Verbatim output of all the material below is required.

Stored entries
-----

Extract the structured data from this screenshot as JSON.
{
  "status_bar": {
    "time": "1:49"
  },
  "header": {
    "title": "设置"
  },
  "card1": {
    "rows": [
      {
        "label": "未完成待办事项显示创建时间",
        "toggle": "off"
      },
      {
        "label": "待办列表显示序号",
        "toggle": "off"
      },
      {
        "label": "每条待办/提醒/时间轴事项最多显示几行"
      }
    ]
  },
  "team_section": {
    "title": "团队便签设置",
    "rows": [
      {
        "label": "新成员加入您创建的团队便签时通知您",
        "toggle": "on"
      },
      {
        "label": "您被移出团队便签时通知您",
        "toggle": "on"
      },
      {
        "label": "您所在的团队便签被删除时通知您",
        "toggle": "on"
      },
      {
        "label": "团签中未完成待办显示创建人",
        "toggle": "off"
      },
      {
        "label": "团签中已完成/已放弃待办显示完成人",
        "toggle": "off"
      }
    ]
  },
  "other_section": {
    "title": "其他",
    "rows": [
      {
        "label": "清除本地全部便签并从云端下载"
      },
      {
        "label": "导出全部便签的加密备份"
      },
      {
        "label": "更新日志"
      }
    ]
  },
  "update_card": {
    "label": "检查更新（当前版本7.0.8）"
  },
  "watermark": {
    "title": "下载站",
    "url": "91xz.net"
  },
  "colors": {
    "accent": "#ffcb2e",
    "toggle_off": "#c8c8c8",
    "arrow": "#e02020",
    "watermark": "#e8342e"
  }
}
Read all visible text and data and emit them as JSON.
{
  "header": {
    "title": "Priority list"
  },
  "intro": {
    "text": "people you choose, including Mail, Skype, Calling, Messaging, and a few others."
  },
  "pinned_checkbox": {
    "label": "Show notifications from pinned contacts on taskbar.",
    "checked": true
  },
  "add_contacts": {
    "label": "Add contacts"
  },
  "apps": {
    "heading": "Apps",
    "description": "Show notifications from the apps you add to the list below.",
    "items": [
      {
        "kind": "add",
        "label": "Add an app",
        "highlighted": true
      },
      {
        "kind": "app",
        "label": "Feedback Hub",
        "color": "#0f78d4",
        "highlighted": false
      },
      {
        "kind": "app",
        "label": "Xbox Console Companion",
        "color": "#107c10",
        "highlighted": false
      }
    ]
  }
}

-----

SOLUTION FOR THIS TASK:
Extract the structured data from this screenshot as JSON.
{
  "status_bar": {
    "time": "1:49"
  },
  "header": {
    "title": "设置"
  },
  "card1": {
    "rows": [
      {
        "label": "未完成待办事项显示创建时间",
        "toggle": "off"
      },
      {
        "label": "待办列表显示序号",
        "toggle": "off"
      },
      {
        "label": "每条待办/提醒/时间轴事项最多显示几行"
      }
    ]
  },
  "team_section": {
    "title": "团队便签设置",
    "rows": [
      {
        "label": "新成员加入您创建的团队便签时通知您",
        "toggle": "on"
      },
      {
        "label": "您被移出团队便签时通知您",
        "toggle": "on"
      },
      {
        "label": "您所在的团队便签被删除时通知您",
        "toggle": "on"
      },
      {
        "label": "团签中未完成待办显示创建人",
        "toggle": "off"
      },
      {
        "label": "团签中已完成/已放弃待办显示完成人",
        "toggle": "off"
      }
    ]
  },
  "other_section": {
    "title": "其他",
    "rows": [
      {
        "label": "清除本地全部便签并从云端下载"
      },
      {
        "label": "导出全部便签的加密备份"
      },
      {
        "label": "更新日志"
      }
    ]
  },
  "update_card": {
    "label": "检查更新（当前版本7.0.8）"
  },
  "watermark": {
    "title": "下载站",
    "url": "91xz.net"
  },
  "colors": {
    "accent": "#ffcb2e",
    "toggle_off": "#c8c8c8",
    "arrow": "#e02020",
    "watermark": "#e8342e"
  }
}
Read all visible text and data and emit them as JSON.
{
  "header": {
    "title": "Priority list"
  },
  "intro": {
    "text": "people you choose, including Mail, Skype, Calling, Messaging, and a few others."
  },
  "pinned_checkbox": {
    "label": "Show notifications from pinned contacts on taskbar.",
    "checked": true
  },
  "add_contacts": {
    "label": "Add contacts"
  },
  "apps": {
    "heading": "Apps",
    "description": "Show notifications from the apps you add to the list below.",
    "items": [
      {
        "kind": "add",
        "label": "Add an app",
        "highlighted": true
      },
      {
        "kind": "app",
        "label": "Feedback Hub",
        "color": "#0f78d4",
        "highlighted": false
      },
      {
        "kind": "app",
        "label": "Xbox Console Companion",
        "color": "#107c10",
        "highlighted": false
      }
    ]
  }
}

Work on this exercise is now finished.